- EXERCISE DATA:
· · ·
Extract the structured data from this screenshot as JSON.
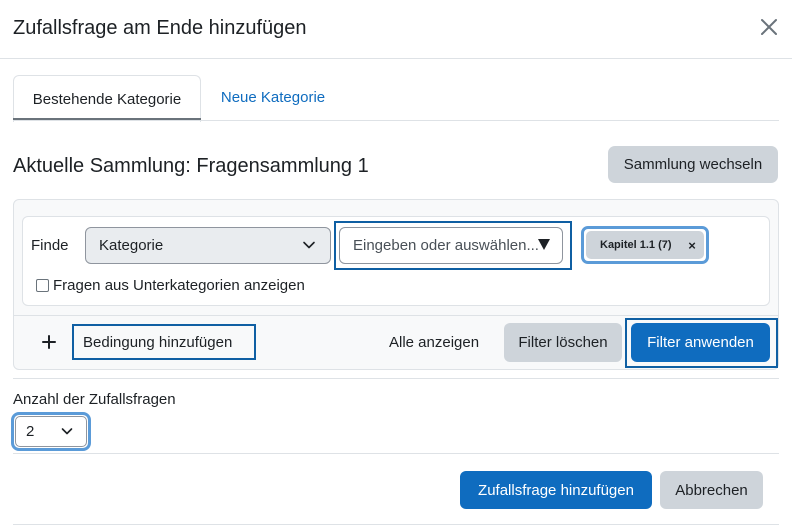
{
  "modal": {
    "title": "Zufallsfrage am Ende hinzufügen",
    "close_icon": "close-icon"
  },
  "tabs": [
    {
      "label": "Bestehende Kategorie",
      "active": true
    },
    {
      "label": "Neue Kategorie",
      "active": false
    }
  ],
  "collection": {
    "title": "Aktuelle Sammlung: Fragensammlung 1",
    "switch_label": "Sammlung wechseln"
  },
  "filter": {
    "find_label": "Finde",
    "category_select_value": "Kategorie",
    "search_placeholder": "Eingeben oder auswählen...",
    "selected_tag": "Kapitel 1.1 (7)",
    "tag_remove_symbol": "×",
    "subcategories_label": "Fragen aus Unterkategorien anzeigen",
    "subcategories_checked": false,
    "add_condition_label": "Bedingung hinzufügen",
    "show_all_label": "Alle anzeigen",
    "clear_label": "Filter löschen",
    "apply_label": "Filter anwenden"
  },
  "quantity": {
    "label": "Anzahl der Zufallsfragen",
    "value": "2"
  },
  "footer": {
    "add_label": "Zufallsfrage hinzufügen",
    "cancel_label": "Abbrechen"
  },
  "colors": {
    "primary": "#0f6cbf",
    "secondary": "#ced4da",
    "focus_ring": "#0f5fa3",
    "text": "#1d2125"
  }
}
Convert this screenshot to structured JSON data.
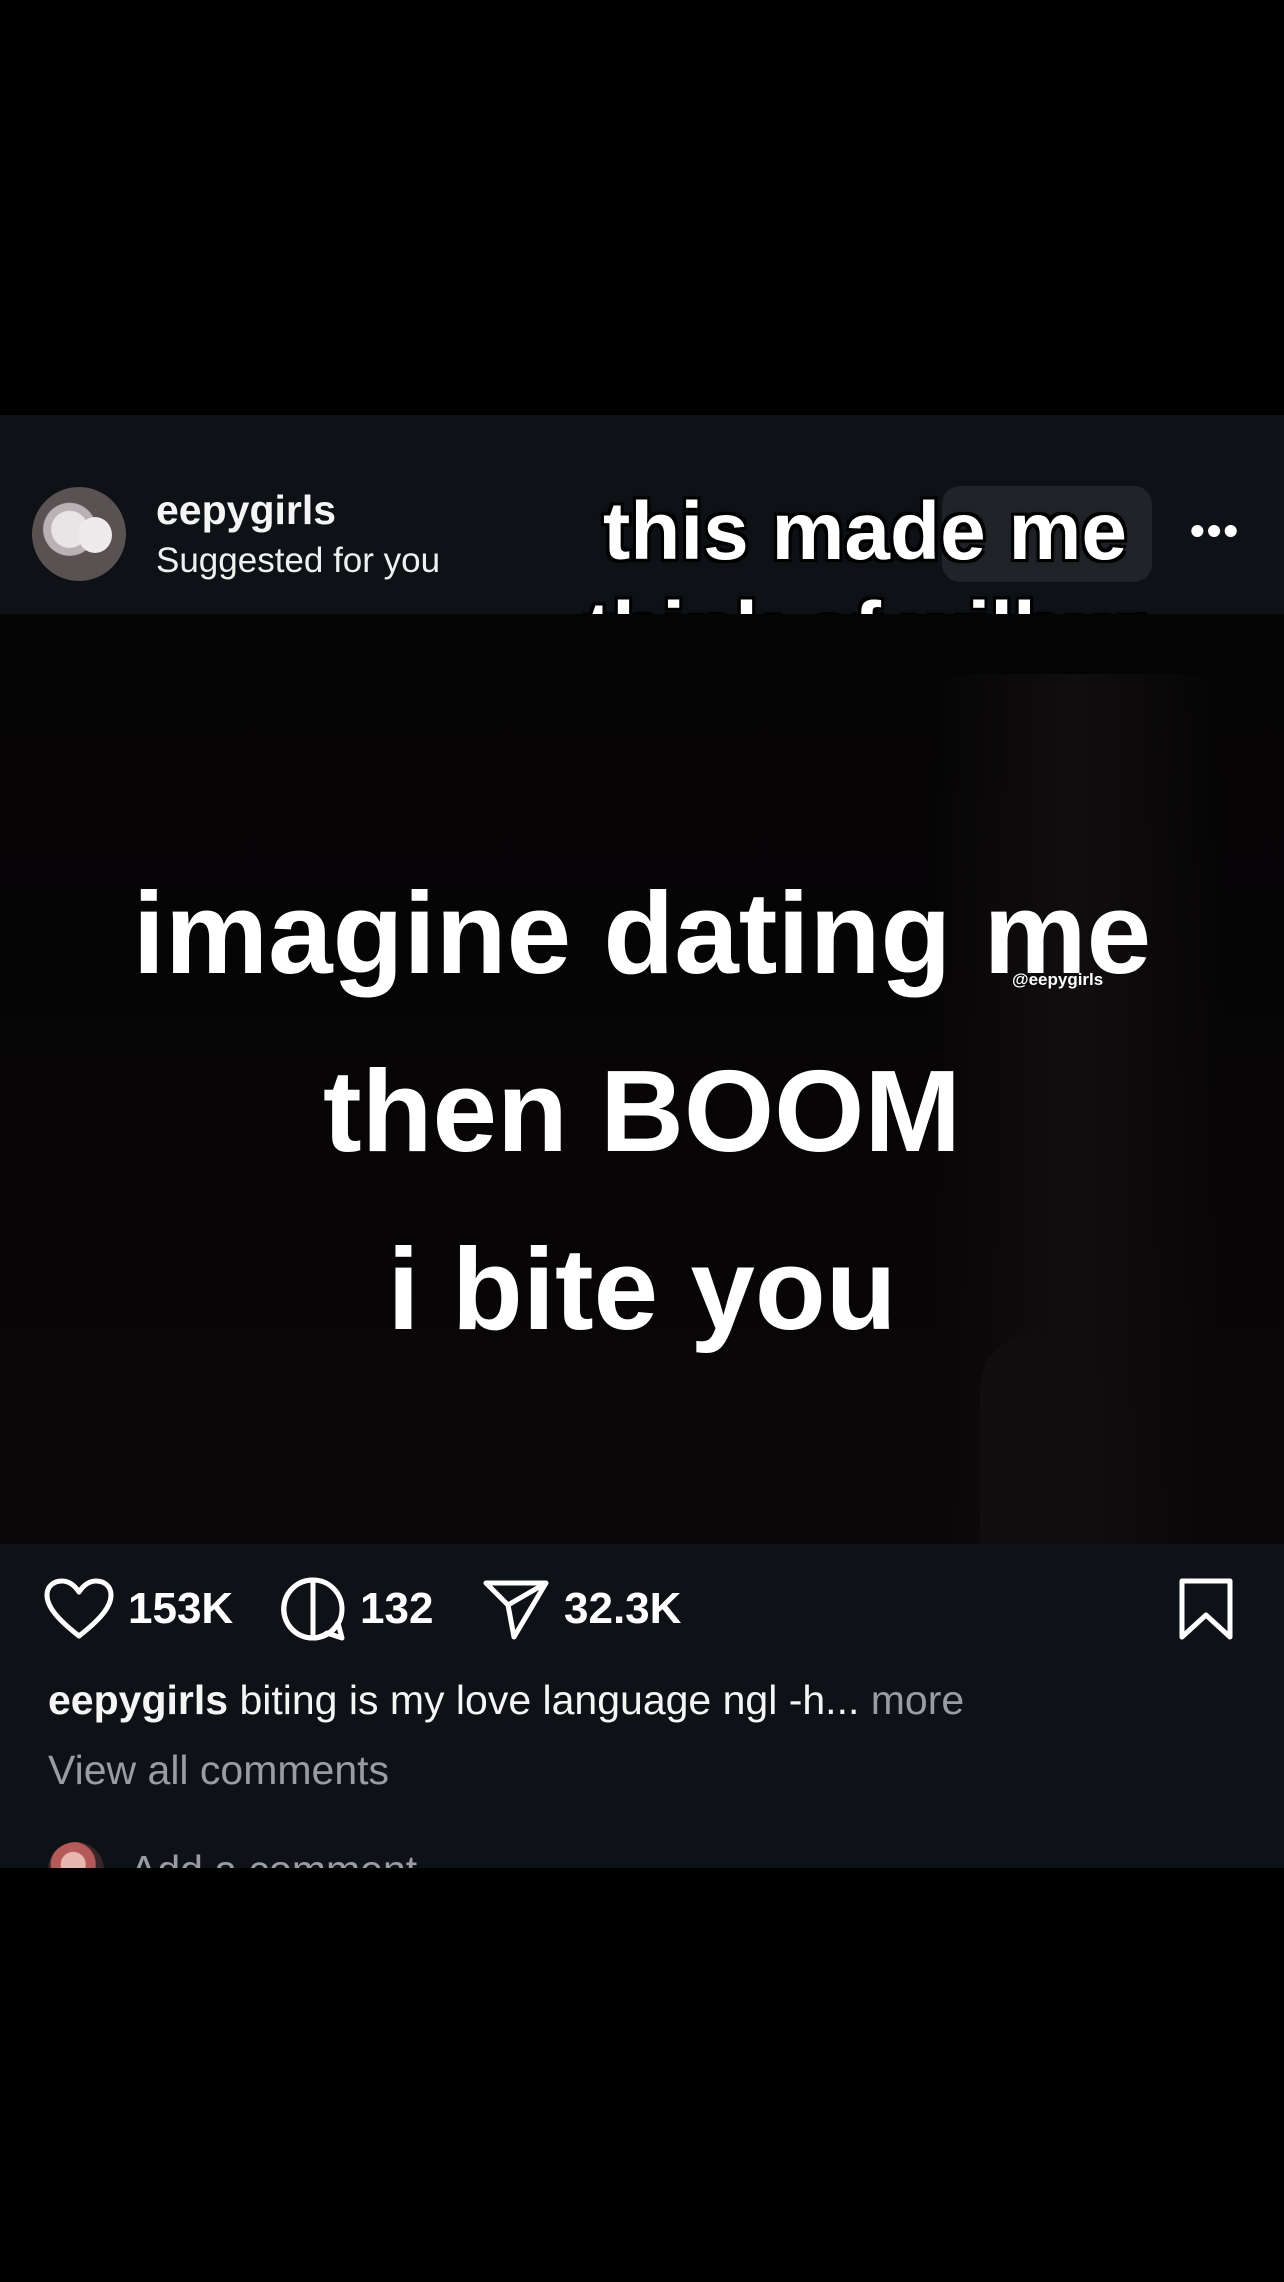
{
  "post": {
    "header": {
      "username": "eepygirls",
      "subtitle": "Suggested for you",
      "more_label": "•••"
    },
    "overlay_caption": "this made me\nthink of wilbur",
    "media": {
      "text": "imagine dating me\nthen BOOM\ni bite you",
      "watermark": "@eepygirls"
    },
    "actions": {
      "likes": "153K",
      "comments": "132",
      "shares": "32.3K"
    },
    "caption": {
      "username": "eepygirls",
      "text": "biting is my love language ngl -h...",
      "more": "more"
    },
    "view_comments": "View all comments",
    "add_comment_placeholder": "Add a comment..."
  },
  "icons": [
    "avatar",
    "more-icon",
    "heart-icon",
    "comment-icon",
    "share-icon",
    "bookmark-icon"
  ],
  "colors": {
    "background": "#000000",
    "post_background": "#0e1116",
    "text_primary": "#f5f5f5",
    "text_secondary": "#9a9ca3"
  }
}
· · ·
- WHAT IS EXPECTED: Leave the pictures out and print the records above exactly as they stand.

- WRITTEN ANSWER:
Extract the structured data from this screenshot as JSON.
{
  "modal": {
    "title": "Zufallsfrage am Ende hinzufügen",
    "close_icon": "close-icon"
  },
  "tabs": [
    {
      "label": "Bestehende Kategorie",
      "active": true
    },
    {
      "label": "Neue Kategorie",
      "active": false
    }
  ],
  "collection": {
    "title": "Aktuelle Sammlung: Fragensammlung 1",
    "switch_label": "Sammlung wechseln"
  },
  "filter": {
    "find_label": "Finde",
    "category_select_value": "Kategorie",
    "search_placeholder": "Eingeben oder auswählen...",
    "selected_tag": "Kapitel 1.1 (7)",
    "tag_remove_symbol": "×",
    "subcategories_label": "Fragen aus Unterkategorien anzeigen",
    "subcategories_checked": false,
    "add_condition_label": "Bedingung hinzufügen",
    "show_all_label": "Alle anzeigen",
    "clear_label": "Filter löschen",
    "apply_label": "Filter anwenden"
  },
  "quantity": {
    "label": "Anzahl der Zufallsfragen",
    "value": "2"
  },
  "footer": {
    "add_label": "Zufallsfrage hinzufügen",
    "cancel_label": "Abbrechen"
  },
  "colors": {
    "primary": "#0f6cbf",
    "secondary": "#ced4da",
    "focus_ring": "#0f5fa3",
    "text": "#1d2125"
  }
}
Convert this screenshot to structured JSON data.
{
  "post": {
    "header": {
      "username": "eepygirls",
      "subtitle": "Suggested for you",
      "more_label": "•••"
    },
    "overlay_caption": "this made me\nthink of wilbur",
    "media": {
      "text": "imagine dating me\nthen BOOM\ni bite you",
      "watermark": "@eepygirls"
    },
    "actions": {
      "likes": "153K",
      "comments": "132",
      "shares": "32.3K"
    },
    "caption": {
      "username": "eepygirls",
      "text": "biting is my love language ngl -h...",
      "more": "more"
    },
    "view_comments": "View all comments",
    "add_comment_placeholder": "Add a comment..."
  },
  "icons": [
    "avatar",
    "more-icon",
    "heart-icon",
    "comment-icon",
    "share-icon",
    "bookmark-icon"
  ],
  "colors": {
    "background": "#000000",
    "post_background": "#0e1116",
    "text_primary": "#f5f5f5",
    "text_secondary": "#9a9ca3"
  }
}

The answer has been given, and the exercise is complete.